# What to do
Select every line containing the word "JSON" from the material, and copy those lines.

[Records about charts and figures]
==========

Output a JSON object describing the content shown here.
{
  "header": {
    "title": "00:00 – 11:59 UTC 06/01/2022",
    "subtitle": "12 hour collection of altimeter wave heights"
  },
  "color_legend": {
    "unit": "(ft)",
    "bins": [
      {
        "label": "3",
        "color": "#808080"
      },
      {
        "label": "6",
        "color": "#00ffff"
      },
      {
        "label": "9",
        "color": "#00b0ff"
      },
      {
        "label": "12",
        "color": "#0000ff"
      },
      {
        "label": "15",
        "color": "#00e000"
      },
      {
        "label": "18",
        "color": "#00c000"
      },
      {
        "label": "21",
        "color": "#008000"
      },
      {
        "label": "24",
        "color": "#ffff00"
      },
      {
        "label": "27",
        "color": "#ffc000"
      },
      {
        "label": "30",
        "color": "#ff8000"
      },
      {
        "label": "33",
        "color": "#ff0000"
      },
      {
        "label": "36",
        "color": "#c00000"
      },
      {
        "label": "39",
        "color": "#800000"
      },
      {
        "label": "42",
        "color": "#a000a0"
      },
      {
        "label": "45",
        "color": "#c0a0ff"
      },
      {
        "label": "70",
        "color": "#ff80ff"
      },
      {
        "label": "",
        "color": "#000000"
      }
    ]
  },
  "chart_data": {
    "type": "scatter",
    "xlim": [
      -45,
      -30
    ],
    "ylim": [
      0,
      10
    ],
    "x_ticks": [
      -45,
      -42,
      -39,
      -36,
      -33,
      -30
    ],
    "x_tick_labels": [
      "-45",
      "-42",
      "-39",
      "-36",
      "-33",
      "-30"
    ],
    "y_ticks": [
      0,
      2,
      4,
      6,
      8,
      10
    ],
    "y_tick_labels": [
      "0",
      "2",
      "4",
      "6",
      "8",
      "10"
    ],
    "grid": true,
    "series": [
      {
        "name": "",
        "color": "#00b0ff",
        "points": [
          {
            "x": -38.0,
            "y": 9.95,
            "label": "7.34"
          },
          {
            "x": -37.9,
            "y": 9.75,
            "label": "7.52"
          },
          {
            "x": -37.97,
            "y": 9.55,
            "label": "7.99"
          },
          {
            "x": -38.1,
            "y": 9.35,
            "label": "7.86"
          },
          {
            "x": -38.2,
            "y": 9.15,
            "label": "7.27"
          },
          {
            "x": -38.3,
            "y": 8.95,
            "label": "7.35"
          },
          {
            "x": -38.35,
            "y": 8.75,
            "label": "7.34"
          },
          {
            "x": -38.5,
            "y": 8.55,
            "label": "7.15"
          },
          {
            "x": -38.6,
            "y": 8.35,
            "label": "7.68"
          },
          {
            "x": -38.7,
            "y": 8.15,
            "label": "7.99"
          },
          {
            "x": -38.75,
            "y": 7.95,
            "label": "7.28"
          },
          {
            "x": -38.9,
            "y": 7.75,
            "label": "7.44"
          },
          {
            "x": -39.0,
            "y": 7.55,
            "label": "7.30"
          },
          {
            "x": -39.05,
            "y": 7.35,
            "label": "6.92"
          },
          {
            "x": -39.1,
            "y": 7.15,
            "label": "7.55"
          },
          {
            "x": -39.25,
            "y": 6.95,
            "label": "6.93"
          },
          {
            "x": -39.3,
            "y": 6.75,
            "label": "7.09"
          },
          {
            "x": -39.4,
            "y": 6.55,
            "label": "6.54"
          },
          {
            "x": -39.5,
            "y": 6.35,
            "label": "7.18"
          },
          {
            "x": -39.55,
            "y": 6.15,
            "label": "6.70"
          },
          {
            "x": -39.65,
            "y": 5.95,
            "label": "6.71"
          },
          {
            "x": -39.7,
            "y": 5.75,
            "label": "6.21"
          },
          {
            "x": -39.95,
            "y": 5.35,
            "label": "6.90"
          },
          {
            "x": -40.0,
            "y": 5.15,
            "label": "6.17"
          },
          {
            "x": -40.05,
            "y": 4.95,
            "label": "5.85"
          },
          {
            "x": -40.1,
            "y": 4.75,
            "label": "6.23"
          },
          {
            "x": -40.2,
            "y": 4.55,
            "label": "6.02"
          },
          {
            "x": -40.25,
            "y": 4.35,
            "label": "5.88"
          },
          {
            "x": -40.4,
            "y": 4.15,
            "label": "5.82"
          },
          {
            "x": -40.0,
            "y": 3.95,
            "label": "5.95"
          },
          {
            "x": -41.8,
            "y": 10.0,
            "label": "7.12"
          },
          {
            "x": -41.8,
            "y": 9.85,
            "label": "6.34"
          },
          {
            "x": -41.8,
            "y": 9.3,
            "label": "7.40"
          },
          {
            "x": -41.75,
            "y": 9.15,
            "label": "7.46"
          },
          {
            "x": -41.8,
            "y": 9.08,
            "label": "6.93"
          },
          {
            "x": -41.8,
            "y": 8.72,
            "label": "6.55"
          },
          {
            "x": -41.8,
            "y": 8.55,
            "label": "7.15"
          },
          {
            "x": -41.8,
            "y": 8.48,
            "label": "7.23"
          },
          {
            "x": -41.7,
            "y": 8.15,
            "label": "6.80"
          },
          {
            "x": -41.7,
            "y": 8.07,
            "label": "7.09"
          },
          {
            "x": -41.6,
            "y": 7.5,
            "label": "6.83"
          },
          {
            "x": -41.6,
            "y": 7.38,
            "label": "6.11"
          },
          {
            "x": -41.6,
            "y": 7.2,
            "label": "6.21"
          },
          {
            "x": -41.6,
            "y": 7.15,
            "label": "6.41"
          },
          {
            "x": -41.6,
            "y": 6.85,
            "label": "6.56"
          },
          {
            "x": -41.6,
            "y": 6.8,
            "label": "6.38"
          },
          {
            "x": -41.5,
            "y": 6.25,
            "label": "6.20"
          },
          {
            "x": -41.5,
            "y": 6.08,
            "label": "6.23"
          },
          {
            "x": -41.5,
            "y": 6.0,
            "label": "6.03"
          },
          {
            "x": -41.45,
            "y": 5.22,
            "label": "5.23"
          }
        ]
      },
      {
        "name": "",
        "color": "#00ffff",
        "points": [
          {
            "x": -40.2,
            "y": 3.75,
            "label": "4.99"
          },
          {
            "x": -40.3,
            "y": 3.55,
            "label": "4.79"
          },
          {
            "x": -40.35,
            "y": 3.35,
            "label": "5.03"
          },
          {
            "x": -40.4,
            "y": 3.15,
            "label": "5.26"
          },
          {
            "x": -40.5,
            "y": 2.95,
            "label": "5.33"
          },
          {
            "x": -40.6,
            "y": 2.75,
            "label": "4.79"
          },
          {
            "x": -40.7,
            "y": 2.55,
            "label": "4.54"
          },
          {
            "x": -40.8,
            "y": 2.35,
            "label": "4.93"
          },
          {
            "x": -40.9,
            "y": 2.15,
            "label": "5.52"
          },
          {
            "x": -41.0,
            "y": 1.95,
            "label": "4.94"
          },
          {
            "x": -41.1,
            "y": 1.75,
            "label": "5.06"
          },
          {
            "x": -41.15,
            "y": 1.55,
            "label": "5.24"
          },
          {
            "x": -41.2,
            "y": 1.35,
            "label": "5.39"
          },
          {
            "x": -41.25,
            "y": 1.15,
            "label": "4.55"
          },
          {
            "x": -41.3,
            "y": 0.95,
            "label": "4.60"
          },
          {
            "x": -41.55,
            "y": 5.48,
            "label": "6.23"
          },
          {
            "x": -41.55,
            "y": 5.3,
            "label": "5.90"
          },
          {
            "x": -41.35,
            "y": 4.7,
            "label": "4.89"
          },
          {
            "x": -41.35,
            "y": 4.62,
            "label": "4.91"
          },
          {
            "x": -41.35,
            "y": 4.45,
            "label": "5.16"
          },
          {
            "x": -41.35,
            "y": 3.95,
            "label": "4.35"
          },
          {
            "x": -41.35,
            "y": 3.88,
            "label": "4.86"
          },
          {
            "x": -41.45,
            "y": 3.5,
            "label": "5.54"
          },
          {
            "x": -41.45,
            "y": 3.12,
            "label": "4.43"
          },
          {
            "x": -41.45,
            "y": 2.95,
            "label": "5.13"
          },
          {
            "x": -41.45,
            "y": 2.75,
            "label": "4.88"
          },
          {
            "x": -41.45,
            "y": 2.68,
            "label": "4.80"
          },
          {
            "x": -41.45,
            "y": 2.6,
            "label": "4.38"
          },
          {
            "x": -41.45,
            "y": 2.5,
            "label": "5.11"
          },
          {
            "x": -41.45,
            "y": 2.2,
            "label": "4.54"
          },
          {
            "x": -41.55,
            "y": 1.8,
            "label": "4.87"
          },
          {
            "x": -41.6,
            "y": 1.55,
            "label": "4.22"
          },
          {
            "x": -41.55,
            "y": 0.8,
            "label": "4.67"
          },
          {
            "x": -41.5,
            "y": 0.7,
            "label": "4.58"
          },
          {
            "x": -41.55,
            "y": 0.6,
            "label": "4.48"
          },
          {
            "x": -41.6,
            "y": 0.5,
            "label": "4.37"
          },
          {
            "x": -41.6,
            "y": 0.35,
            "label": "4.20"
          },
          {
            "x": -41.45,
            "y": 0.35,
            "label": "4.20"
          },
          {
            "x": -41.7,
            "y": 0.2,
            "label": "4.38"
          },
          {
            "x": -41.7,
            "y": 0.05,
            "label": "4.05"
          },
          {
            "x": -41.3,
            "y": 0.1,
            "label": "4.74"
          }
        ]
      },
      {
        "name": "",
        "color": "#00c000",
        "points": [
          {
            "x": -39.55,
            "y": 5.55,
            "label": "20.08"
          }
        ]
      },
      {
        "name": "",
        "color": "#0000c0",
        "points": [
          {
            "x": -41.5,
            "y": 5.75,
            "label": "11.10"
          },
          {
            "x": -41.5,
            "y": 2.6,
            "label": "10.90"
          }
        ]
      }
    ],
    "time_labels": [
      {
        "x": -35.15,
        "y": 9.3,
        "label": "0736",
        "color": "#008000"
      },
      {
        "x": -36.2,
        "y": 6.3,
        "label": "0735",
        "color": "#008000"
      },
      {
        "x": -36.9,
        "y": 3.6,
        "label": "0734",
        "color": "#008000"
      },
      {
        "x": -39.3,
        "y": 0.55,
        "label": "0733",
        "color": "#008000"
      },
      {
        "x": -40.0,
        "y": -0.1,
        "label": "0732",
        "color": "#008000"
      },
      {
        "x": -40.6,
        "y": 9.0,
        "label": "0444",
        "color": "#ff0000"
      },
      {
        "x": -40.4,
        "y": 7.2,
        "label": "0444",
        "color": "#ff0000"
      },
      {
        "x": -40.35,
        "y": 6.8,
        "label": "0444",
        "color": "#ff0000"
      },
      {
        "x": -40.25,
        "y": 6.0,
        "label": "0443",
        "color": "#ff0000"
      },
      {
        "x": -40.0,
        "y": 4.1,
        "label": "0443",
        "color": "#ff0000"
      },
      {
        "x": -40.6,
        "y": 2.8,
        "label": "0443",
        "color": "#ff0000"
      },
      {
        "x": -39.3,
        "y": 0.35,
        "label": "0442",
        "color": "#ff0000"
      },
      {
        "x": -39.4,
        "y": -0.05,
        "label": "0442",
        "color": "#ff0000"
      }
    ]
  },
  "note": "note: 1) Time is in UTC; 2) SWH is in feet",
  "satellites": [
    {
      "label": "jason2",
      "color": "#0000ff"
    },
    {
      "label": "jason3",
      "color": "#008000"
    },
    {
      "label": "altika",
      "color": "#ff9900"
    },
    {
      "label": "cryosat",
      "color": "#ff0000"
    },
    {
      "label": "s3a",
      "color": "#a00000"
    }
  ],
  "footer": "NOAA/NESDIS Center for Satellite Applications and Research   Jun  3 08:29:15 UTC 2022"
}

==========

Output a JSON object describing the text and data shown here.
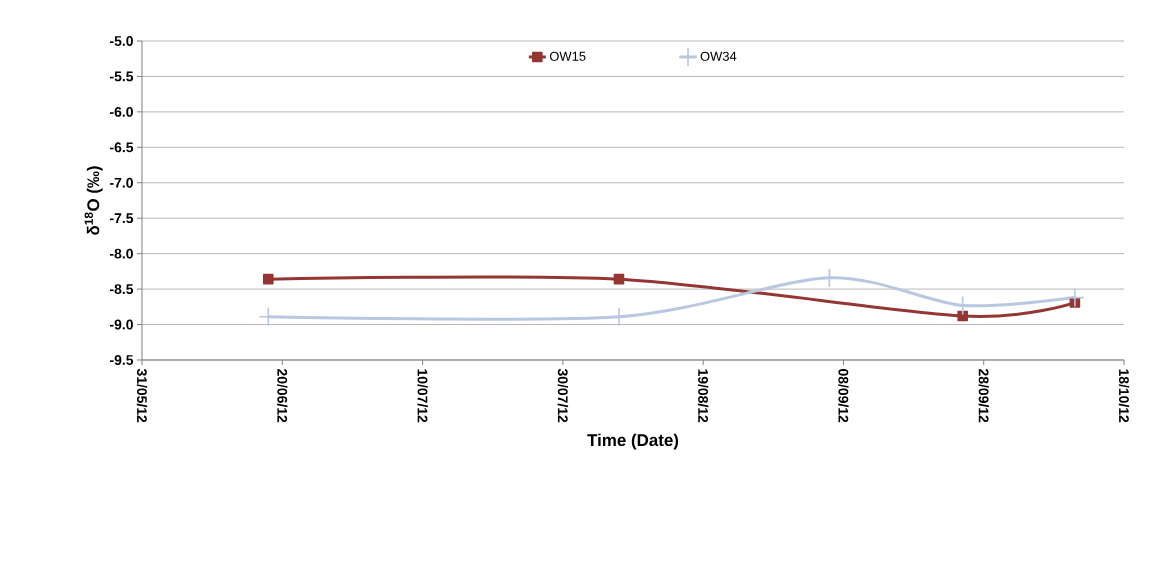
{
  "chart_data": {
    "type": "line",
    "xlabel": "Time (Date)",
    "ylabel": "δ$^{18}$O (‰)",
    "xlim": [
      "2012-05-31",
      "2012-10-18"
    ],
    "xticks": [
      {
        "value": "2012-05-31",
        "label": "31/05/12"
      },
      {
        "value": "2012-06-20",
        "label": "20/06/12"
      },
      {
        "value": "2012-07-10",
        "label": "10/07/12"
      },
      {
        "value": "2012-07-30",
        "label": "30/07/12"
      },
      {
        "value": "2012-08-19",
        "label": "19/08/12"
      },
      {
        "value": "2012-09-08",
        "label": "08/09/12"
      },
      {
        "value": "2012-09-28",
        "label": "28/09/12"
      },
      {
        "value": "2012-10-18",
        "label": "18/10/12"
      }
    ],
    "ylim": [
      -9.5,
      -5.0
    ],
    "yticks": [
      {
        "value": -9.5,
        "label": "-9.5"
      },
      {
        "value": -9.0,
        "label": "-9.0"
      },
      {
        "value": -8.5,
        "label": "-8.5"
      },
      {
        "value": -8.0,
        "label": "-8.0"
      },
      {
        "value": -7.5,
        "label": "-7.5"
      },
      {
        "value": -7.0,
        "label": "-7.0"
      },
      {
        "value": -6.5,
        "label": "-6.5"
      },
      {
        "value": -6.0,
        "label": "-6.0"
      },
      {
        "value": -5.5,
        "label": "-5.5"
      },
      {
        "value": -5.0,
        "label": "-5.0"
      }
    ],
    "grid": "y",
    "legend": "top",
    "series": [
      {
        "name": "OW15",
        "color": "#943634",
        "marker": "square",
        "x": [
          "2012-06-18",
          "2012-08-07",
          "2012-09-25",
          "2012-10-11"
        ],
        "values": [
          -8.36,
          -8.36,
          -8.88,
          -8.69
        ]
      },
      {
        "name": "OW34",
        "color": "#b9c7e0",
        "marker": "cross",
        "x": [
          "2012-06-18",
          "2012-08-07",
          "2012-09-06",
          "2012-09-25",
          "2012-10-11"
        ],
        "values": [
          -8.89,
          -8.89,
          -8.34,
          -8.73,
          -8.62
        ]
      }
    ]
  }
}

==========

# Answer below
Output a JSON object describing the content shown here.
Output a JSON object describing the text and data shown here.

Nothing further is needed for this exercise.